* [JOB]: Reproduce the lines below, substituting "value-cell" for every occurrence of "size-cell" and leaving everything else unchanged.

* [DATASET ROWS]:
-=-=-=-=-

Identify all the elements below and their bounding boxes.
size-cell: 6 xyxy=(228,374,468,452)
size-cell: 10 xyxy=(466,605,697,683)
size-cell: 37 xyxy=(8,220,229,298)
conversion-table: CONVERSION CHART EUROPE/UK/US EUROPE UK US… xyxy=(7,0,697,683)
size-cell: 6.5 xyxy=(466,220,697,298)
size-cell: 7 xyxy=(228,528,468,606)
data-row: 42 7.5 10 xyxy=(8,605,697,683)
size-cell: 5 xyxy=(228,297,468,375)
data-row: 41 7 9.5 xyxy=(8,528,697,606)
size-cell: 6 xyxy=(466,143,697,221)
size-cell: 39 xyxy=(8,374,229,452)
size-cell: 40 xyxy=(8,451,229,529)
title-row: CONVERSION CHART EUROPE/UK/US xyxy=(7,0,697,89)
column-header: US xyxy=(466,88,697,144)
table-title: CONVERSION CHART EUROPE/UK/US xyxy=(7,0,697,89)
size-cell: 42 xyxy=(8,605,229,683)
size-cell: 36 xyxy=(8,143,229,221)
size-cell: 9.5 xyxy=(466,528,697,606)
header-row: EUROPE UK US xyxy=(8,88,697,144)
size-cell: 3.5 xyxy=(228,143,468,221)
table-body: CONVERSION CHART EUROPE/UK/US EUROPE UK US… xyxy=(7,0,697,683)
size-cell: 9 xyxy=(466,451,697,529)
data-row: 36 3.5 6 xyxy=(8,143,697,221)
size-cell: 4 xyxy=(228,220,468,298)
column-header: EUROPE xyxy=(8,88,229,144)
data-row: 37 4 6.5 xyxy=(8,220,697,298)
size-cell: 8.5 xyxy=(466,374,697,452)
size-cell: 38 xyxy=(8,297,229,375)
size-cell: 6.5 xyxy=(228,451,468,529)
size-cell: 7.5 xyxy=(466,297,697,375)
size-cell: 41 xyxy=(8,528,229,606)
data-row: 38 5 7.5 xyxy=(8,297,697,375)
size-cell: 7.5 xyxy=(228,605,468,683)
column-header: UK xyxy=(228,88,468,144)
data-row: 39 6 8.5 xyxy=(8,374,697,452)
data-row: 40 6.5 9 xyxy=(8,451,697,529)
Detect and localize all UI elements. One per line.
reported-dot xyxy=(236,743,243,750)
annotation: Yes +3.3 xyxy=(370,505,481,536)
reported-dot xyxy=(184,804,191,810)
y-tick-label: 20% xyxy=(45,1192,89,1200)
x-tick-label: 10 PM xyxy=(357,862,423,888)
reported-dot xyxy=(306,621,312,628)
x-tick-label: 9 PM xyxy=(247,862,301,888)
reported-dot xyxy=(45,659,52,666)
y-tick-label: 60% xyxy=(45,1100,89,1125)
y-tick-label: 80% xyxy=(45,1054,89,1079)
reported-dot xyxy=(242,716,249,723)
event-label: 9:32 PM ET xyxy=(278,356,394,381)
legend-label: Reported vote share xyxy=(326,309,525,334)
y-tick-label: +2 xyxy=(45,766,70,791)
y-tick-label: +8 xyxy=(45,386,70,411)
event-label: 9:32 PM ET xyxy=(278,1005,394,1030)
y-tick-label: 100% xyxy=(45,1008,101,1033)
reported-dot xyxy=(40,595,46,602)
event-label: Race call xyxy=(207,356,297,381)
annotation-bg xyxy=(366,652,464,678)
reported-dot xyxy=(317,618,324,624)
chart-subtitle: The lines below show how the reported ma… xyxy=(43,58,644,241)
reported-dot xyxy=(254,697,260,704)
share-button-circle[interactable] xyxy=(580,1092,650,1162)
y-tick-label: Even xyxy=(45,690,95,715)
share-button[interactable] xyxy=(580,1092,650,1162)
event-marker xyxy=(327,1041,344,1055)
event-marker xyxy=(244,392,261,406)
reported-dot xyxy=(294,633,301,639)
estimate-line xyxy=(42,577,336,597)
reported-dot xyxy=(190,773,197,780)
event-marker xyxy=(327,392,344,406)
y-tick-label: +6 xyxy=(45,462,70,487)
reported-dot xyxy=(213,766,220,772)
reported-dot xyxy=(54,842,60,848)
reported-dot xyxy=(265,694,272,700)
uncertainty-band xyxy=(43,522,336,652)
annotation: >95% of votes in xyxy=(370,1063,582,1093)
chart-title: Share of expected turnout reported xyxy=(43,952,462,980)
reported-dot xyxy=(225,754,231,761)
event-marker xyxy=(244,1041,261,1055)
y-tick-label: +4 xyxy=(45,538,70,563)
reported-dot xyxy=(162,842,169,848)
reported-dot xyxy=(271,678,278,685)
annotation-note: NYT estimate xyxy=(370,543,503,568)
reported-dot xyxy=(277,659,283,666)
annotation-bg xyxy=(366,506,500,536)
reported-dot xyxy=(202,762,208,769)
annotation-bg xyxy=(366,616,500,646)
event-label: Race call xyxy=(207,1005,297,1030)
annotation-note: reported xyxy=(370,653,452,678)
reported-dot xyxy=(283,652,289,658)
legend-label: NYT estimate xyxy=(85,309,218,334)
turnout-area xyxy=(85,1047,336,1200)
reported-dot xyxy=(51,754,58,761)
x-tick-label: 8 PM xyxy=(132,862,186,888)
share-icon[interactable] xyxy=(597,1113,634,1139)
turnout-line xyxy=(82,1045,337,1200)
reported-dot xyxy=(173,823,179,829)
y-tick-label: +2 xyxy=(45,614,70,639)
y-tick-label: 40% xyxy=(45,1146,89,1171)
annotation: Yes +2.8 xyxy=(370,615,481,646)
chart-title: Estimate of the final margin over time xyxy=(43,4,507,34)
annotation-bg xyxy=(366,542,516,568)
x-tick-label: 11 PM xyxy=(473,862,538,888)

-=-=-=-=-

* [THE OUTPUT]:
Identify all the elements below and their bounding boxes.
value-cell: 6 xyxy=(228,374,468,452)
value-cell: 10 xyxy=(466,605,697,683)
value-cell: 37 xyxy=(8,220,229,298)
conversion-table: CONVERSION CHART EUROPE/UK/US EUROPE UK US… xyxy=(7,0,697,683)
value-cell: 6.5 xyxy=(466,220,697,298)
value-cell: 7 xyxy=(228,528,468,606)
data-row: 42 7.5 10 xyxy=(8,605,697,683)
value-cell: 5 xyxy=(228,297,468,375)
data-row: 41 7 9.5 xyxy=(8,528,697,606)
value-cell: 6 xyxy=(466,143,697,221)
value-cell: 39 xyxy=(8,374,229,452)
value-cell: 40 xyxy=(8,451,229,529)
title-row: CONVERSION CHART EUROPE/UK/US xyxy=(7,0,697,89)
column-header: US xyxy=(466,88,697,144)
table-title: CONVERSION CHART EUROPE/UK/US xyxy=(7,0,697,89)
value-cell: 42 xyxy=(8,605,229,683)
value-cell: 36 xyxy=(8,143,229,221)
value-cell: 9.5 xyxy=(466,528,697,606)
header-row: EUROPE UK US xyxy=(8,88,697,144)
value-cell: 3.5 xyxy=(228,143,468,221)
table-body: CONVERSION CHART EUROPE/UK/US EUROPE UK US… xyxy=(7,0,697,683)
value-cell: 9 xyxy=(466,451,697,529)
data-row: 36 3.5 6 xyxy=(8,143,697,221)
value-cell: 4 xyxy=(228,220,468,298)
column-header: EUROPE xyxy=(8,88,229,144)
data-row: 37 4 6.5 xyxy=(8,220,697,298)
value-cell: 8.5 xyxy=(466,374,697,452)
value-cell: 38 xyxy=(8,297,229,375)
value-cell: 6.5 xyxy=(228,451,468,529)
value-cell: 7.5 xyxy=(466,297,697,375)
value-cell: 41 xyxy=(8,528,229,606)
data-row: 38 5 7.5 xyxy=(8,297,697,375)
value-cell: 7.5 xyxy=(228,605,468,683)
column-header: UK xyxy=(228,88,468,144)
data-row: 39 6 8.5 xyxy=(8,374,697,452)
data-row: 40 6.5 9 xyxy=(8,451,697,529)
Detect and localize all UI elements. One per line.
reported-dot xyxy=(236,743,243,750)
annotation: Yes +3.3 xyxy=(370,505,481,536)
reported-dot xyxy=(184,804,191,810)
y-tick-label: 20% xyxy=(45,1192,89,1200)
x-tick-label: 10 PM xyxy=(357,862,423,888)
reported-dot xyxy=(306,621,312,628)
x-tick-label: 9 PM xyxy=(247,862,301,888)
reported-dot xyxy=(45,659,52,666)
y-tick-label: 60% xyxy=(45,1100,89,1125)
y-tick-label: 80% xyxy=(45,1054,89,1079)
reported-dot xyxy=(242,716,249,723)
event-label: 9:32 PM ET xyxy=(278,356,394,381)
legend-label: Reported vote share xyxy=(326,309,525,334)
y-tick-label: +2 xyxy=(45,766,70,791)
y-tick-label: +8 xyxy=(45,386,70,411)
event-label: 9:32 PM ET xyxy=(278,1005,394,1030)
y-tick-label: 100% xyxy=(45,1008,101,1033)
reported-dot xyxy=(40,595,46,602)
event-label: Race call xyxy=(207,356,297,381)
annotation-bg xyxy=(366,652,464,678)
reported-dot xyxy=(317,618,324,624)
chart-subtitle: The lines below show how the reported ma… xyxy=(43,58,644,241)
reported-dot xyxy=(254,697,260,704)
share-button-circle[interactable] xyxy=(580,1092,650,1162)
y-tick-label: Even xyxy=(45,690,95,715)
share-button[interactable] xyxy=(580,1092,650,1162)
event-marker xyxy=(327,1041,344,1055)
event-marker xyxy=(244,392,261,406)
reported-dot xyxy=(294,633,301,639)
estimate-line xyxy=(42,577,336,597)
reported-dot xyxy=(190,773,197,780)
event-marker xyxy=(327,392,344,406)
y-tick-label: +6 xyxy=(45,462,70,487)
reported-dot xyxy=(213,766,220,772)
reported-dot xyxy=(54,842,60,848)
reported-dot xyxy=(265,694,272,700)
uncertainty-band xyxy=(43,522,336,652)
annotation: >95% of votes in xyxy=(370,1063,582,1093)
chart-title: Share of expected turnout reported xyxy=(43,952,462,980)
reported-dot xyxy=(225,754,231,761)
event-marker xyxy=(244,1041,261,1055)
y-tick-label: +4 xyxy=(45,538,70,563)
reported-dot xyxy=(162,842,169,848)
reported-dot xyxy=(271,678,278,685)
annotation-note: NYT estimate xyxy=(370,543,503,568)
reported-dot xyxy=(277,659,283,666)
annotation-bg xyxy=(366,506,500,536)
reported-dot xyxy=(202,762,208,769)
annotation-bg xyxy=(366,616,500,646)
event-label: Race call xyxy=(207,1005,297,1030)
annotation-note: reported xyxy=(370,653,452,678)
reported-dot xyxy=(283,652,289,658)
legend-label: NYT estimate xyxy=(85,309,218,334)
turnout-area xyxy=(85,1047,336,1200)
reported-dot xyxy=(51,754,58,761)
x-tick-label: 8 PM xyxy=(132,862,186,888)
share-icon[interactable] xyxy=(597,1113,634,1139)
turnout-line xyxy=(82,1045,337,1200)
reported-dot xyxy=(173,823,179,829)
y-tick-label: +2 xyxy=(45,614,70,639)
y-tick-label: 40% xyxy=(45,1146,89,1171)
annotation: Yes +2.8 xyxy=(370,615,481,646)
chart-title: Estimate of the final margin over time xyxy=(43,4,507,34)
annotation-bg xyxy=(366,542,516,568)
x-tick-label: 11 PM xyxy=(473,862,538,888)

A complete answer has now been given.